TO DO. Give only the number of lines below that contain the word "ffffff".

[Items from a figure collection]
+++

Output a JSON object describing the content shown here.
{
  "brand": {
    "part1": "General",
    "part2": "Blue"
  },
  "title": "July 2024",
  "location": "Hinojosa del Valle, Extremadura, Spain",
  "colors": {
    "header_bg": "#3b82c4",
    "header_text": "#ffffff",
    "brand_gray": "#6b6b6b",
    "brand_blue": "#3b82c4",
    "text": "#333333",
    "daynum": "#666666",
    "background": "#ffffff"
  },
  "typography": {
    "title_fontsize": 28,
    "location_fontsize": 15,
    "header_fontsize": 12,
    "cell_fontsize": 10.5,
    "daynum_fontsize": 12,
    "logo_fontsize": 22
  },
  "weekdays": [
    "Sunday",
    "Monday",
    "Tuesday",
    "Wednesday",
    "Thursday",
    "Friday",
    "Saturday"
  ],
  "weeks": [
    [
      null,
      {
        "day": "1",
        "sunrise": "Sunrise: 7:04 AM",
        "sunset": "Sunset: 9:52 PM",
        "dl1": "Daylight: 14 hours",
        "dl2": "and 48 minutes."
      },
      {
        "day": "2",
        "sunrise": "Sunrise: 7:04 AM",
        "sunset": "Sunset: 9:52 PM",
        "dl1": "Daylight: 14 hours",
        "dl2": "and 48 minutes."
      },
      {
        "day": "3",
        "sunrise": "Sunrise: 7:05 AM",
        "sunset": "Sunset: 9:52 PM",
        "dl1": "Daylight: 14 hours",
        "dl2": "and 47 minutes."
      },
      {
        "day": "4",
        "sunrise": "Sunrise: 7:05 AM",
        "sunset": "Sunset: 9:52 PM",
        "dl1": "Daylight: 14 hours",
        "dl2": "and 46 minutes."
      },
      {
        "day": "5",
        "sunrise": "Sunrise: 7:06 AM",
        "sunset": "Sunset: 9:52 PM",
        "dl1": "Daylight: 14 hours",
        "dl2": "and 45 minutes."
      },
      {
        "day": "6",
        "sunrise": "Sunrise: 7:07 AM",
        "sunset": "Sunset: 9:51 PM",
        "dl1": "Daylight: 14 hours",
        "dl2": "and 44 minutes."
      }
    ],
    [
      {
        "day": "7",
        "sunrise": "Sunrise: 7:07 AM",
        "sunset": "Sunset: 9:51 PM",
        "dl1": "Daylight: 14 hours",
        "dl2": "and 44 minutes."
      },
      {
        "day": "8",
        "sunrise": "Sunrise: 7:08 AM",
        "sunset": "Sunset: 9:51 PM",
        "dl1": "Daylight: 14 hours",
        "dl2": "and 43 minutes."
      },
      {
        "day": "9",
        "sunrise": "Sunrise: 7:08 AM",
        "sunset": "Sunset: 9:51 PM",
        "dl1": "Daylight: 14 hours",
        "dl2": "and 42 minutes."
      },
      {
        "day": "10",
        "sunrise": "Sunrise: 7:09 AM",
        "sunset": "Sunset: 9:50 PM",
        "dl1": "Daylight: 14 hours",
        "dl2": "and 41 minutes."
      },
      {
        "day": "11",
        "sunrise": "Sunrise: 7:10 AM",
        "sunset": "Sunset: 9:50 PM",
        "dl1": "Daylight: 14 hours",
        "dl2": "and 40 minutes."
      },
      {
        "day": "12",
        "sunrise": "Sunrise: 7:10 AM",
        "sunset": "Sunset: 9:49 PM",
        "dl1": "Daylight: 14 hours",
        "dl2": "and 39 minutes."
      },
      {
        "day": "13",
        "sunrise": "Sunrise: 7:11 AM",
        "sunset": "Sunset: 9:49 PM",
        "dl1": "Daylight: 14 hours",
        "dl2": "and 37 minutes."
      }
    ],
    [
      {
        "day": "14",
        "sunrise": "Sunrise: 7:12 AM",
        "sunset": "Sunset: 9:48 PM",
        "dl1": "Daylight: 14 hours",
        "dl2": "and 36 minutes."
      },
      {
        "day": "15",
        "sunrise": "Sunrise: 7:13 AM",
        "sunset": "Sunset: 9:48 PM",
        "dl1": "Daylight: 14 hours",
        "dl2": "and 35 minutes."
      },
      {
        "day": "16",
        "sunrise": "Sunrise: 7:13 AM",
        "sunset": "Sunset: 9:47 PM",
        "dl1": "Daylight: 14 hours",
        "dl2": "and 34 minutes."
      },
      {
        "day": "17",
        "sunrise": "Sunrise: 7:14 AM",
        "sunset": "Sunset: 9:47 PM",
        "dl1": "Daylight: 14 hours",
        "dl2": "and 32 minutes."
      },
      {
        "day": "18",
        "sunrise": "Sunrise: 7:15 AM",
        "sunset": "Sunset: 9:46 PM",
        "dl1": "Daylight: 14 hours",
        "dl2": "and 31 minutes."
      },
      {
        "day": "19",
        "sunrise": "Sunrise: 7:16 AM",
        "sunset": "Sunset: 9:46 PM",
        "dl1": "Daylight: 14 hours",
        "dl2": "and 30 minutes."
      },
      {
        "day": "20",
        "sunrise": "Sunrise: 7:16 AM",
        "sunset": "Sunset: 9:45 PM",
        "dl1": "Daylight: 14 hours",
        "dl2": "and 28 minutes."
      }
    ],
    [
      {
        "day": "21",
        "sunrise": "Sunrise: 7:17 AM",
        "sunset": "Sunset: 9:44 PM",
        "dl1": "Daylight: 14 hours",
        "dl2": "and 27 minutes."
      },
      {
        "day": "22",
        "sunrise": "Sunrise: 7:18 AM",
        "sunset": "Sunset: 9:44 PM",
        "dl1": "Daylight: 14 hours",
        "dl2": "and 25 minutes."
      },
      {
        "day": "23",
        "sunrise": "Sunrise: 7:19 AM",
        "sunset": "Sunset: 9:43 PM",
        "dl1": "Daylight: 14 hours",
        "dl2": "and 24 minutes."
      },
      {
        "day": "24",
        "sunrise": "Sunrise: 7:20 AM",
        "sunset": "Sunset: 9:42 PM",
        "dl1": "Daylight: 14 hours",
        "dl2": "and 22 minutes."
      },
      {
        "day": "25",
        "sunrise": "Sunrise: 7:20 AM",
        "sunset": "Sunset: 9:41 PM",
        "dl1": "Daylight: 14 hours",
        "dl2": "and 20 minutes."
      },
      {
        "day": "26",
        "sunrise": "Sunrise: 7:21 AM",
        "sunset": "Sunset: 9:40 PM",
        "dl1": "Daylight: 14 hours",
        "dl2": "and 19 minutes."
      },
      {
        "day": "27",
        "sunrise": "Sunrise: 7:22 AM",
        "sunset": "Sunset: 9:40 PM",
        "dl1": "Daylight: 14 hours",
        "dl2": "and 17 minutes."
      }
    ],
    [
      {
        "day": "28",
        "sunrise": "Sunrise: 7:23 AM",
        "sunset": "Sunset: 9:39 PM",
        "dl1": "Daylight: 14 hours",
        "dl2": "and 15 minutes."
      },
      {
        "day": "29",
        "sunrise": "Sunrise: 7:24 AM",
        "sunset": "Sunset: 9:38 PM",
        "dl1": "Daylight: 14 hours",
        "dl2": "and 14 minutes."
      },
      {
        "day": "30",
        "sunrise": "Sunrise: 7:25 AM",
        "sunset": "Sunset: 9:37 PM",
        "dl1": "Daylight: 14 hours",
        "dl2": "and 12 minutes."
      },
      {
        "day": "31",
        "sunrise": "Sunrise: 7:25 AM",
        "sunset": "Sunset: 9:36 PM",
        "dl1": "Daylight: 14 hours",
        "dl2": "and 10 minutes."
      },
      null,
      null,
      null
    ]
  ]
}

+++

ANSWER TO THE TASK. 2